■ Your objective:
Could you return all of the entries below exactly, minus the pictures?

■ Recorded information:
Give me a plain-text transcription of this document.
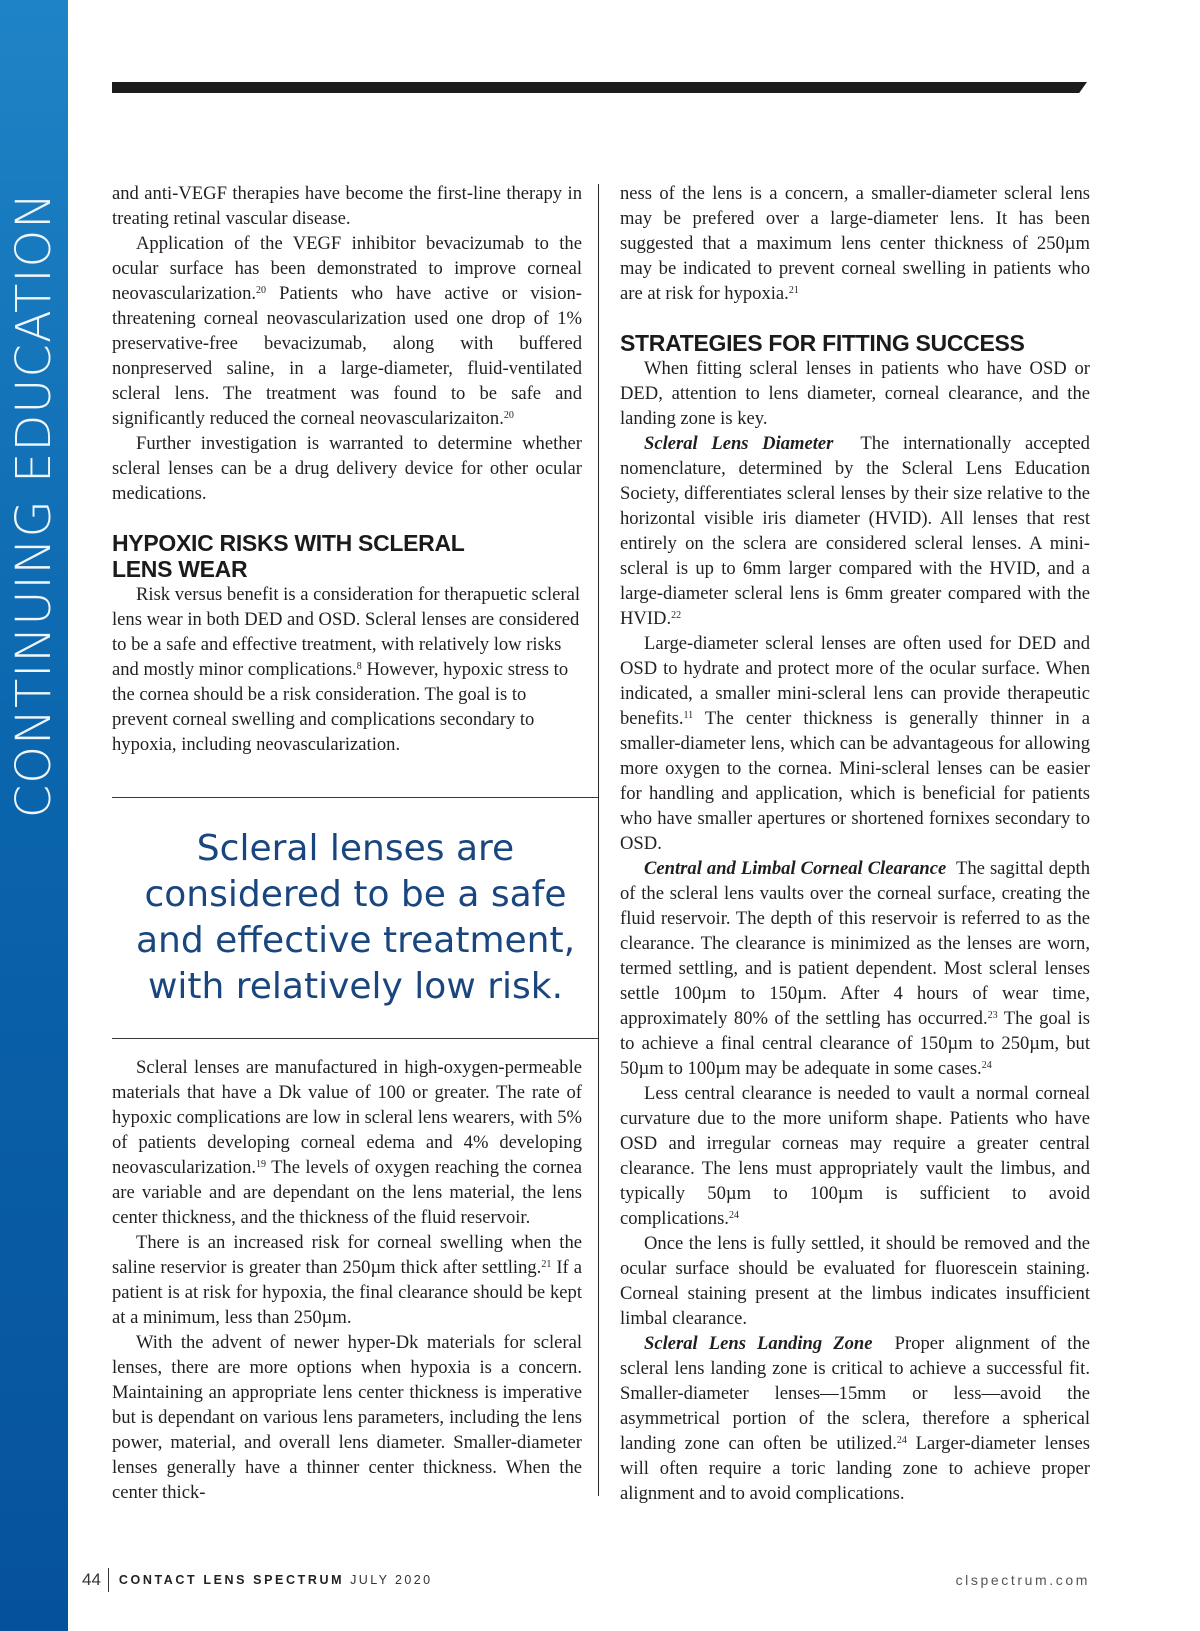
CONTINUING EDUCATION	and anti-VEGF therapies have become the first-line therapy in treating retinal vascular disease.

Application of the VEGF inhibitor bevacizumab to the ocular surface has been demonstrated to improve corneal neovascularization.$^{20}$ Patients who have active or vision-threatening corneal neovascularization used one drop of 1% preservative-free bevacizumab, along with buffered nonpreserved saline, in a large-diameter, fluid-ventilated scleral lens. The treatment was found to be safe and significantly reduced the corneal neovascularizaiton.$^{20}$

Further investigation is warranted to determine whether scleral lenses can be a drug delivery device for other ocular medications.

HYPOXIC RISKS WITH SCLERAL LENS WEAR

Risk versus benefit is a consideration for therapuetic scleral lens wear in both DED and OSD. Scleral lenses are considered to be a safe and effective treatment, with relatively low risks and mostly minor complications.$^8$ However, hypoxic stress to the cornea should be a risk consideration. The goal is to prevent corneal swelling and complications secondary to hypoxia, including neovascularization.

Scleral lenses are considered to be a safe and effective treatment, with relatively low risk.

Scleral lenses are manufactured in high-oxygen-permeable materials that have a Dk value of 100 or greater. The rate of hypoxic complications are low in scleral lens wearers, with 5% of patients developing corneal edema and 4% developing neovascularization.$^{19}$ The levels of oxygen reaching the cornea are variable and are dependant on the lens material, the lens center thickness, and the thickness of the fluid reservoir.

There is an increased risk for corneal swelling when the saline reservior is greater than 250µm thick after settling.$^{21}$ If a patient is at risk for hypoxia, the final clearance should be kept at a minimum, less than 250µm.

With the advent of newer hyper-Dk materials for scleral lenses, there are more options when hypoxia is a concern. Maintaining an appropriate lens center thickness is imperative but is dependant on various lens parameters, including the lens power, material, and overall lens diameter. Smaller-diameter lenses generally have a thinner center thickness. When the center thick-

ness of the lens is a concern, a smaller-diameter scleral lens may be prefered over a large-diameter lens. It has been suggested that a maximum lens center thickness of 250µm may be indicated to prevent corneal swelling in patients who are at risk for hypoxia.$^{21}$

STRATEGIES FOR FITTING SUCCESS

When fitting scleral lenses in patients who have OSD or DED, attention to lens diameter, corneal clearance, and the landing zone is key.

Scleral Lens Diameter The internationally accepted nomenclature, determined by the Scleral Lens Education Society, differentiates scleral lenses by their size relative to the horizontal visible iris diameter (HVID). All lenses that rest entirely on the sclera are considered scleral lenses. A mini-scleral is up to 6mm larger compared with the HVID, and a large-diameter scleral lens is 6mm greater compared with the HVID.$^{22}$

Large-diameter scleral lenses are often used for DED and OSD to hydrate and protect more of the ocular surface. When indicated, a smaller mini-scleral lens can provide therapeutic benefits.$^{11}$ The center thickness is generally thinner in a smaller-diameter lens, which can be advantageous for allowing more oxygen to the cornea. Mini-scleral lenses can be easier for handling and application, which is beneficial for patients who have smaller apertures or shortened fornixes secondary to OSD.

Central and Limbal Corneal Clearance The sagittal depth of the scleral lens vaults over the corneal surface, creating the fluid reservoir. The depth of this reservoir is referred to as the clearance. The clearance is minimized as the lenses are worn, termed settling, and is patient dependent. Most scleral lenses settle 100µm to 150µm. After 4 hours of wear time, approximately 80% of the settling has occurred.$^{23}$ The goal is to achieve a final central clearance of 150µm to 250µm, but 50µm to 100µm may be adequate in some cases.$^{24}$

Less central clearance is needed to vault a normal corneal curvature due to the more uniform shape. Patients who have OSD and irregular corneas may require a greater central clearance. The lens must appropriately vault the limbus, and typically 50µm to 100µm is sufficient to avoid complications.$^{24}$

Once the lens is fully settled, it should be removed and the ocular surface should be evaluated for fluorescein staining. Corneal staining present at the limbus indicates insufficient limbal clearance.

Scleral Lens Landing Zone Proper alignment of the scleral lens landing zone is critical to achieve a successful fit. Smaller-diameter lenses—15mm or less—avoid the asymmetrical portion of the sclera, therefore a spherical landing zone can often be utilized.$^{24}$ Larger-diameter lenses will often require a toric landing zone to achieve proper alignment and to avoid complications.

44 CONTACT LENS SPECTRUM JULY 2020	clspectrum.com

■ Result of the task:
Give me a plain-text transcription of this document.
CONTINUING EDUCATION	and anti-VEGF therapies have become the first-line therapy in treating retinal vascular disease.

Application of the VEGF inhibitor bevacizumab to the ocular surface has been demonstrated to improve corneal neovascularization.$^{20}$ Patients who have active or vision-threatening corneal neovascularization used one drop of 1% preservative-free bevacizumab, along with buffered nonpreserved saline, in a large-diameter, fluid-ventilated scleral lens. The treatment was found to be safe and significantly reduced the corneal neovascularizaiton.$^{20}$

Further investigation is warranted to determine whether scleral lenses can be a drug delivery device for other ocular medications.

HYPOXIC RISKS WITH SCLERAL LENS WEAR

Risk versus benefit is a consideration for therapuetic scleral lens wear in both DED and OSD. Scleral lenses are considered to be a safe and effective treatment, with relatively low risks and mostly minor complications.$^8$ However, hypoxic stress to the cornea should be a risk consideration. The goal is to prevent corneal swelling and complications secondary to hypoxia, including neovascularization.

Scleral lenses are considered to be a safe and effective treatment, with relatively low risk.

Scleral lenses are manufactured in high-oxygen-permeable materials that have a Dk value of 100 or greater. The rate of hypoxic complications are low in scleral lens wearers, with 5% of patients developing corneal edema and 4% developing neovascularization.$^{19}$ The levels of oxygen reaching the cornea are variable and are dependant on the lens material, the lens center thickness, and the thickness of the fluid reservoir.

There is an increased risk for corneal swelling when the saline reservior is greater than 250µm thick after settling.$^{21}$ If a patient is at risk for hypoxia, the final clearance should be kept at a minimum, less than 250µm.

With the advent of newer hyper-Dk materials for scleral lenses, there are more options when hypoxia is a concern. Maintaining an appropriate lens center thickness is imperative but is dependant on various lens parameters, including the lens power, material, and overall lens diameter. Smaller-diameter lenses generally have a thinner center thickness. When the center thick-

ness of the lens is a concern, a smaller-diameter scleral lens may be prefered over a large-diameter lens. It has been suggested that a maximum lens center thickness of 250µm may be indicated to prevent corneal swelling in patients who are at risk for hypoxia.$^{21}$

STRATEGIES FOR FITTING SUCCESS

When fitting scleral lenses in patients who have OSD or DED, attention to lens diameter, corneal clearance, and the landing zone is key.

Scleral Lens Diameter The internationally accepted nomenclature, determined by the Scleral Lens Education Society, differentiates scleral lenses by their size relative to the horizontal visible iris diameter (HVID). All lenses that rest entirely on the sclera are considered scleral lenses. A mini-scleral is up to 6mm larger compared with the HVID, and a large-diameter scleral lens is 6mm greater compared with the HVID.$^{22}$

Large-diameter scleral lenses are often used for DED and OSD to hydrate and protect more of the ocular surface. When indicated, a smaller mini-scleral lens can provide therapeutic benefits.$^{11}$ The center thickness is generally thinner in a smaller-diameter lens, which can be advantageous for allowing more oxygen to the cornea. Mini-scleral lenses can be easier for handling and application, which is beneficial for patients who have smaller apertures or shortened fornixes secondary to OSD.

Central and Limbal Corneal Clearance The sagittal depth of the scleral lens vaults over the corneal surface, creating the fluid reservoir. The depth of this reservoir is referred to as the clearance. The clearance is minimized as the lenses are worn, termed settling, and is patient dependent. Most scleral lenses settle 100µm to 150µm. After 4 hours of wear time, approximately 80% of the settling has occurred.$^{23}$ The goal is to achieve a final central clearance of 150µm to 250µm, but 50µm to 100µm may be adequate in some cases.$^{24}$

Less central clearance is needed to vault a normal corneal curvature due to the more uniform shape. Patients who have OSD and irregular corneas may require a greater central clearance. The lens must appropriately vault the limbus, and typically 50µm to 100µm is sufficient to avoid complications.$^{24}$

Once the lens is fully settled, it should be removed and the ocular surface should be evaluated for fluorescein staining. Corneal staining present at the limbus indicates insufficient limbal clearance.

Scleral Lens Landing Zone Proper alignment of the scleral lens landing zone is critical to achieve a successful fit. Smaller-diameter lenses—15mm or less—avoid the asymmetrical portion of the sclera, therefore a spherical landing zone can often be utilized.$^{24}$ Larger-diameter lenses will often require a toric landing zone to achieve proper alignment and to avoid complications.

44 CONTACT LENS SPECTRUM JULY 2020	clspectrum.com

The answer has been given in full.